Task objective
Work out how many lines hold the string "focuses". The answer is a single number, nothing more.

Entries provided

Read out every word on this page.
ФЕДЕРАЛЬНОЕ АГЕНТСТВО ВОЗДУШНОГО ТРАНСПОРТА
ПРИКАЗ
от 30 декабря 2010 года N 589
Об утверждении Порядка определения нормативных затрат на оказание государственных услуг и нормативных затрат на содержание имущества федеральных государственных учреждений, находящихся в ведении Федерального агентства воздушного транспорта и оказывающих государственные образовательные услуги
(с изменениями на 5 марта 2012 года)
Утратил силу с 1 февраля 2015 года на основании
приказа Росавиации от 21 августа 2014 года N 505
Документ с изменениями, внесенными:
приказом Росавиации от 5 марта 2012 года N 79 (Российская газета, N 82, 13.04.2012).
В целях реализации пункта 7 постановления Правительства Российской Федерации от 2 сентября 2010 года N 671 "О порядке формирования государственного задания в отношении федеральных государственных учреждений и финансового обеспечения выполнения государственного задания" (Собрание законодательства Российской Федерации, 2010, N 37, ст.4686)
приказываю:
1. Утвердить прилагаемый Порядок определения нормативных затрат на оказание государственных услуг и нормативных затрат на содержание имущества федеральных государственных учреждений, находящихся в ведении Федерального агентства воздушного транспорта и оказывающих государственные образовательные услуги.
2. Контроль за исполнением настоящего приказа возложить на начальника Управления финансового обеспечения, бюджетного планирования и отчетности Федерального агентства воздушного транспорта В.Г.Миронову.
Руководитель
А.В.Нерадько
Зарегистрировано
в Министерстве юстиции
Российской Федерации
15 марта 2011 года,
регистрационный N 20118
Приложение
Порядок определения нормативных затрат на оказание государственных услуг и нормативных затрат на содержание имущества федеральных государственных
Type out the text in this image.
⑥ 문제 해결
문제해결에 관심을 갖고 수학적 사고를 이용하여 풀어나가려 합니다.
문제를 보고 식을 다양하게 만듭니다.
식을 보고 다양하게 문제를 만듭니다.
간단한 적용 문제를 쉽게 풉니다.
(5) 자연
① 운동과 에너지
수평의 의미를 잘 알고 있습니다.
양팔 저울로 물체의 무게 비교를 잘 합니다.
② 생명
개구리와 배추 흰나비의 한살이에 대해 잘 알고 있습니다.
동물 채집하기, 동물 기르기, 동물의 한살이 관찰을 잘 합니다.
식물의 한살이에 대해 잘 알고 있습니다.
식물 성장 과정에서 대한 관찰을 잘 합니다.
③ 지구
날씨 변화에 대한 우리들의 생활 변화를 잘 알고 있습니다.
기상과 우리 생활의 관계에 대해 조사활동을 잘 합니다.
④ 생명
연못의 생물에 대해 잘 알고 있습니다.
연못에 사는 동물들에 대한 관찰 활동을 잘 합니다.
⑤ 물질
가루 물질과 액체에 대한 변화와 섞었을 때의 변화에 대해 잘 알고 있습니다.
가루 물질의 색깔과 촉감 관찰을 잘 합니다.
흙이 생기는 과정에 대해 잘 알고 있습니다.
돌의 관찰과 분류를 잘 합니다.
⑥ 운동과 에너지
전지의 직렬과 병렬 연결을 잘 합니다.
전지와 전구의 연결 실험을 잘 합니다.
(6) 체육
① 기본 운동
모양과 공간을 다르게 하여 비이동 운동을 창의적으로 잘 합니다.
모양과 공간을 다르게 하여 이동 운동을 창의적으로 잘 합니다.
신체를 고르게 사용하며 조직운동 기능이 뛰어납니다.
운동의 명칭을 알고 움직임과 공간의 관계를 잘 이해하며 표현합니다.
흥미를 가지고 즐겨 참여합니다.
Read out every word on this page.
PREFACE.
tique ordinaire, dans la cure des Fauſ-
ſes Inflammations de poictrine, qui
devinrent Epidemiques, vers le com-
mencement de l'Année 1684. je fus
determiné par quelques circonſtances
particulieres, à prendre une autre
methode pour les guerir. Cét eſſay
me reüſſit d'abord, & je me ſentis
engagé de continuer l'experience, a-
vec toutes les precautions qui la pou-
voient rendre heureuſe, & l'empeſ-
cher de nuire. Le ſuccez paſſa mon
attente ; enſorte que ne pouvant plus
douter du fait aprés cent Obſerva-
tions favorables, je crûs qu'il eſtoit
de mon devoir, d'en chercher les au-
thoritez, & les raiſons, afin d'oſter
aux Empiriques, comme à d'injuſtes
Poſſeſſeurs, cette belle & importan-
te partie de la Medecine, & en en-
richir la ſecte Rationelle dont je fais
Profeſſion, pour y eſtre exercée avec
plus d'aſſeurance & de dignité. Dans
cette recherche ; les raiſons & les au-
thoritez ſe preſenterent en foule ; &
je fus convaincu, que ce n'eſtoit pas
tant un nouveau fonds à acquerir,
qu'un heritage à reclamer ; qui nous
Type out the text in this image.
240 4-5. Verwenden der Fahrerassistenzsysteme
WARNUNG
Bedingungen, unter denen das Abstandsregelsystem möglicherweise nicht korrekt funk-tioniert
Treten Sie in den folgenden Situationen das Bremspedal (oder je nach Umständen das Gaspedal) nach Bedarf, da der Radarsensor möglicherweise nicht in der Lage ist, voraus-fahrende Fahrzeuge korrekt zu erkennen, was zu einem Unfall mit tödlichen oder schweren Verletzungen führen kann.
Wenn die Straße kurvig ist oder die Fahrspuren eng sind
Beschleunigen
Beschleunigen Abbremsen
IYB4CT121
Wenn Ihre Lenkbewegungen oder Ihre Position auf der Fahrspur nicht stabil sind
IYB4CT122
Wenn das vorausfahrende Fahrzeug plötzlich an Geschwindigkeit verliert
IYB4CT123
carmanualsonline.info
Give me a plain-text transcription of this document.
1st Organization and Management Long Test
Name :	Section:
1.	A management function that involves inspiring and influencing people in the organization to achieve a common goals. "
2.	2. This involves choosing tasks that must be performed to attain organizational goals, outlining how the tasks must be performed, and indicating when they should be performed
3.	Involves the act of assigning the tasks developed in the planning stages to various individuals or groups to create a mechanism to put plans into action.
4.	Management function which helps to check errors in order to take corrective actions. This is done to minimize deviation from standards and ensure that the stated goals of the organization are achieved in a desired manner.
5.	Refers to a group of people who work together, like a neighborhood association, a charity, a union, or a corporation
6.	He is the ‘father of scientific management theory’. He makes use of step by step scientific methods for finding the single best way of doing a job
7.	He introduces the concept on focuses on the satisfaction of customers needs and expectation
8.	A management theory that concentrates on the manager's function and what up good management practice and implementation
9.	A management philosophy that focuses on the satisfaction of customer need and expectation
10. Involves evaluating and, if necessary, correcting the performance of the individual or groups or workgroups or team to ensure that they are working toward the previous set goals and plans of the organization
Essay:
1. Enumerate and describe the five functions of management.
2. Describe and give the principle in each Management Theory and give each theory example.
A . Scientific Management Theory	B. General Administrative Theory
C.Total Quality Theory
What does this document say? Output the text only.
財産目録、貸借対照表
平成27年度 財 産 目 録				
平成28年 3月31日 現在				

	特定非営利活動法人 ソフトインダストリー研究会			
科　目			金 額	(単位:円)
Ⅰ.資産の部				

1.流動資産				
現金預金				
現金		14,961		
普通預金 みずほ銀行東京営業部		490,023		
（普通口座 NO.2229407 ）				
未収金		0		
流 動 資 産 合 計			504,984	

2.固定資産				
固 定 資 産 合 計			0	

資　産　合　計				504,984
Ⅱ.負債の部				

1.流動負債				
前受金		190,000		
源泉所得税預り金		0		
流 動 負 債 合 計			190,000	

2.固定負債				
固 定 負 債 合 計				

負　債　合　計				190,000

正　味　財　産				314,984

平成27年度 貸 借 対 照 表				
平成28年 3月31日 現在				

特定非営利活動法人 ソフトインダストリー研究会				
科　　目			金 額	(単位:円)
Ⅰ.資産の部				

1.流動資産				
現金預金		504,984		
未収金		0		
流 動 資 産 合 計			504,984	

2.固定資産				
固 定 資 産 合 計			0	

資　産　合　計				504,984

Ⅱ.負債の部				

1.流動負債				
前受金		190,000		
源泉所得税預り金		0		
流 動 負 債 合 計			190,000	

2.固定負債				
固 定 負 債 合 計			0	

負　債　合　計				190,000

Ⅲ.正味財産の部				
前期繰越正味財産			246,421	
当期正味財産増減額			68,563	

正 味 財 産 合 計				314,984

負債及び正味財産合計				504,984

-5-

Task response
2